EXERCISE INSTRUCTIONS —
A: Copy the stretch of the March for Life text from "Youth rally and" through "for their message." word for word.
B: In the March for Life text, how many mostly young people did Tom Hogan say would be coming in from the mass at the Verizon Center?

TEXT SECTION —
Start of Block

Noyes quoted Boston Globe legal reporter Ethan Bronner as saying to the Los Angeles Times in 1990: "I think that when abortion opponents complain about a bias in newsrooms against their cause, they're absolutely right. Opposing abortion, in the eyes of most journalists...is not a legitimate, civilized position in our society."

Journalists have "routinely characterized the pro-life stance as retrograde or anti-woman," Noyes points out. During last year's presidential campaign, "Team Obama took advantage of the media's pro-abortion bias to construct a phony 'war on women' attack on conservatives," he states.

Conservative commentator Michelle Malkin's human-powered Twitter aggregator, Twitchy Media, published several prominent posts under its "Social media fills the role the MSM won't as hundreds of thousands #MarchForLife in DC" headline.

Perhaps best summing up much of the tone for the day was "future priest" @Sacerdotus on Twitter:

"If @cnn @msnbc and other media outlets air complete coverage of the #marchforlife then that means this cold weather shows hell froze over."


Youth rally and prayer vigil at the Verizon Center in DC on the eve of the March gives an idea of the youth participation...


March for Life leaders see
growing youth participation

By Michael Gryboski

January 25, 2013

WASHINGTON – At the annual March for Life event at the National Mall, individuals long involved with the observance have spoken of an increasingly young audience for their message.

Tom Hogan, a board member with the March for Life Education Defense Fund, had been involved "on and off since the beginning," with military service abroad preventing his participation every year. Hogan, who is also a member of the Knights of Columbus, told The Christian Post that in the past few years the crowd has been getting younger.

"We noticed in the last few years a lot of younger people are coming," said Hogan, who noted that about 22,000 mostly young people would be coming in from a mass held at the Verizon Center. "We look positively at the young people that are pro-life that are coming here and that's the wave of the future."

End of Block

RECORDED INFORMATION —
Start of Block

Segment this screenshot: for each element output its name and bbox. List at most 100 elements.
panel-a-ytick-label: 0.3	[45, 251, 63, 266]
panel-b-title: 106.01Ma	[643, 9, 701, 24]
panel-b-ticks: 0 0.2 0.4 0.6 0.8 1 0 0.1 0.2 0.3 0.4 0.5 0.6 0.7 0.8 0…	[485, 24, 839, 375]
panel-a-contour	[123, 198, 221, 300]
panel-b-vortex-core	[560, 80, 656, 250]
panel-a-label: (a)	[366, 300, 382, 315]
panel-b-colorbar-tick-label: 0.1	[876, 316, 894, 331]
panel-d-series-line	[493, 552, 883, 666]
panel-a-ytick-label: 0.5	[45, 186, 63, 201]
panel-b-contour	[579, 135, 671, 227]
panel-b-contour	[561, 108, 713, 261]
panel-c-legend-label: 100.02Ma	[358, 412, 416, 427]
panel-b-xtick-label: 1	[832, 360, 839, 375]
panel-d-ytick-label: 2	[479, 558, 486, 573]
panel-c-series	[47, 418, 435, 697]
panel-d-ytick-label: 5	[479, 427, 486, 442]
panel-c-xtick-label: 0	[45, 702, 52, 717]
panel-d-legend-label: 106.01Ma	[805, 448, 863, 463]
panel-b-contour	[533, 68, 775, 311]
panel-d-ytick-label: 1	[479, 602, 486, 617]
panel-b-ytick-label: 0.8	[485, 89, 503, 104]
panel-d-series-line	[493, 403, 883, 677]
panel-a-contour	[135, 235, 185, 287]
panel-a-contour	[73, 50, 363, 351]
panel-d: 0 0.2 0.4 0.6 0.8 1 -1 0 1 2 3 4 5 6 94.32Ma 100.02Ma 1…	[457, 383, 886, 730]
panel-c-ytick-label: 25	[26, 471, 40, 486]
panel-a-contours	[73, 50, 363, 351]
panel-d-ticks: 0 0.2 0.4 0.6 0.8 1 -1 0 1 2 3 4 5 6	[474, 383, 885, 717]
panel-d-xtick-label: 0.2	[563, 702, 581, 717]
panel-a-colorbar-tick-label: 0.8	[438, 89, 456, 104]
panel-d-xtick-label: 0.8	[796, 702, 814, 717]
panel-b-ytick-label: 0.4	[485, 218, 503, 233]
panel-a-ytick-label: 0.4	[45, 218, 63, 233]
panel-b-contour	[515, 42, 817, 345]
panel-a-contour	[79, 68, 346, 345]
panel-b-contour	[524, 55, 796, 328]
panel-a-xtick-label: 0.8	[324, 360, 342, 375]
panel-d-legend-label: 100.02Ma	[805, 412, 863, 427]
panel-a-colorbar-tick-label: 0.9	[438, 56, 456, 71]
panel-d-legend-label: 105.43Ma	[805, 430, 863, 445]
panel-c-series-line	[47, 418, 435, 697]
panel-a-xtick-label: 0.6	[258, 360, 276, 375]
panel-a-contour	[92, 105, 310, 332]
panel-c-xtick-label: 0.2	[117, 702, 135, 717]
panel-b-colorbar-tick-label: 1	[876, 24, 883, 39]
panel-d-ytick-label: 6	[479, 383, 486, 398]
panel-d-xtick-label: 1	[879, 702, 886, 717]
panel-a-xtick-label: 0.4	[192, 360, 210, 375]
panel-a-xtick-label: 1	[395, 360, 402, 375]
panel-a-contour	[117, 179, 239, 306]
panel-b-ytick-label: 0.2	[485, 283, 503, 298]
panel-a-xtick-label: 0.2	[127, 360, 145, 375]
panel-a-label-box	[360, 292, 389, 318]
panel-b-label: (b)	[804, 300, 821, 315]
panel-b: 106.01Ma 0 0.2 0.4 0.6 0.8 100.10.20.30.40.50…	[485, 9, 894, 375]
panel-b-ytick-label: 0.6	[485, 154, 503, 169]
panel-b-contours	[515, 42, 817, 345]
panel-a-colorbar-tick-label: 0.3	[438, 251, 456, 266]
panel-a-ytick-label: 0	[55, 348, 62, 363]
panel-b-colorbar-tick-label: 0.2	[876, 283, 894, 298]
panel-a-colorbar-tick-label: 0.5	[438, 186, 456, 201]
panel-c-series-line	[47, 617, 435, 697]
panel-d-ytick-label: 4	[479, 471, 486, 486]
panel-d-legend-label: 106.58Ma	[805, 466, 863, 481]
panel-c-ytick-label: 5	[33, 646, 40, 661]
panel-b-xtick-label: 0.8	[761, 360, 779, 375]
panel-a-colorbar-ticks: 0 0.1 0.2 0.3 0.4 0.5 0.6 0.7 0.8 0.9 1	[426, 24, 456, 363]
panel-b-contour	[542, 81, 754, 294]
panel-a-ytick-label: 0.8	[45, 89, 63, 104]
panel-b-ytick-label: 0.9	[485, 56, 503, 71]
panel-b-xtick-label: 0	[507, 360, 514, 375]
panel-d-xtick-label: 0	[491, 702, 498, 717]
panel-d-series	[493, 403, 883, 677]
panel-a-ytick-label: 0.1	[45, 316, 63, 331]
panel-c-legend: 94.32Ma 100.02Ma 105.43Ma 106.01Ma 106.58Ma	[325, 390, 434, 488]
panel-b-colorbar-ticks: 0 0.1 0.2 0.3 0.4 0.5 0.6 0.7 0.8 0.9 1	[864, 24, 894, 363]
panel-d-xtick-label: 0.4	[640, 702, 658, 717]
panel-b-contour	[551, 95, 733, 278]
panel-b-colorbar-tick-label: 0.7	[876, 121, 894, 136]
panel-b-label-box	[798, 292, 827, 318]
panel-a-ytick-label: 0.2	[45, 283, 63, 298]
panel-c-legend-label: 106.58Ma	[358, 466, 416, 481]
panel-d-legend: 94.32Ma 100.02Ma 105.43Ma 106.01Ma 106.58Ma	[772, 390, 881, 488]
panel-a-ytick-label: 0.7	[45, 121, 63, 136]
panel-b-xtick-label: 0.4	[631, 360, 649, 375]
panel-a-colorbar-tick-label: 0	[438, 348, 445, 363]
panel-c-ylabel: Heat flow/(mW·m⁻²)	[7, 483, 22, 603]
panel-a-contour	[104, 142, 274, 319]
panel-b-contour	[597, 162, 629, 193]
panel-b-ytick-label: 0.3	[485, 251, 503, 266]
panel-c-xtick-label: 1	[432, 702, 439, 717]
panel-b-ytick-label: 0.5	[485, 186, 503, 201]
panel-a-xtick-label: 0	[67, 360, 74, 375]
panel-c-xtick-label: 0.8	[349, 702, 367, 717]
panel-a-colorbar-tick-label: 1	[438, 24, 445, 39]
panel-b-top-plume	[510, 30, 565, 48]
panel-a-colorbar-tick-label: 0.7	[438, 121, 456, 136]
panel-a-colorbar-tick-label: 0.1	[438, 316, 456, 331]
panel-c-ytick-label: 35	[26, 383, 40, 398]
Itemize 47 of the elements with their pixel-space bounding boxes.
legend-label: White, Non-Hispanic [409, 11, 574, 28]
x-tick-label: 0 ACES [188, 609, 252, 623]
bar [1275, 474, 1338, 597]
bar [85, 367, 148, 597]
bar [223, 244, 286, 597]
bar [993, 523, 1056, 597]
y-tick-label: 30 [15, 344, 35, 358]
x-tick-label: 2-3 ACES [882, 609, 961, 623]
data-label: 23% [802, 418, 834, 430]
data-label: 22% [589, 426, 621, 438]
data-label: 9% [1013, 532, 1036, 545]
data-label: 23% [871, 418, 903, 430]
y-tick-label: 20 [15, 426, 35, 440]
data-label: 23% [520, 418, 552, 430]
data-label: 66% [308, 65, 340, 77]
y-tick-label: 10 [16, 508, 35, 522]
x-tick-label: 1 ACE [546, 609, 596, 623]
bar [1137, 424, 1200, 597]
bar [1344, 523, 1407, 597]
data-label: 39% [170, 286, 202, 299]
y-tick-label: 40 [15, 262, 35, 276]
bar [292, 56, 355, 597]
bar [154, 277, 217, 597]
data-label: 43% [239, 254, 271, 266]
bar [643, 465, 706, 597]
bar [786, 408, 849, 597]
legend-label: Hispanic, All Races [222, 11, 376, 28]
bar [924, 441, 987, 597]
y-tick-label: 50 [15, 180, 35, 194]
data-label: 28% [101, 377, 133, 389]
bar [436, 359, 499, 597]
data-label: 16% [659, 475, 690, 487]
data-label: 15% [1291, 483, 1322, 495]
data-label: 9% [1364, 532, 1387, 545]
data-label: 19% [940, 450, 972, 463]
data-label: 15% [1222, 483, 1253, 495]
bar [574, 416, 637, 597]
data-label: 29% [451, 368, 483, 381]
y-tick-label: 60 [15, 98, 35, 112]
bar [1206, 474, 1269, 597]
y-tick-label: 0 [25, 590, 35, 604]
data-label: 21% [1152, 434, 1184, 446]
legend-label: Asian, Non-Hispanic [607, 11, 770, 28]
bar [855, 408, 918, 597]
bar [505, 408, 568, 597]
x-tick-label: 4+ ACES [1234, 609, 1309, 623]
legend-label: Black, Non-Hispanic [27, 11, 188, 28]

End of Block

SOLUTIONS BY TASK —
A:
Youth rally and prayer vigil at the Verizon Center in DC on the eve of the March gives an idea of the youth participation...


March for Life leaders see
growing youth participation

By Michael Gryboski

January 25, 2013

WASHINGTON – At the annual March for Life event at the National Mall, individuals long involved with the observance have spoken of an increasingly young audience for their message.

B: About 22,000.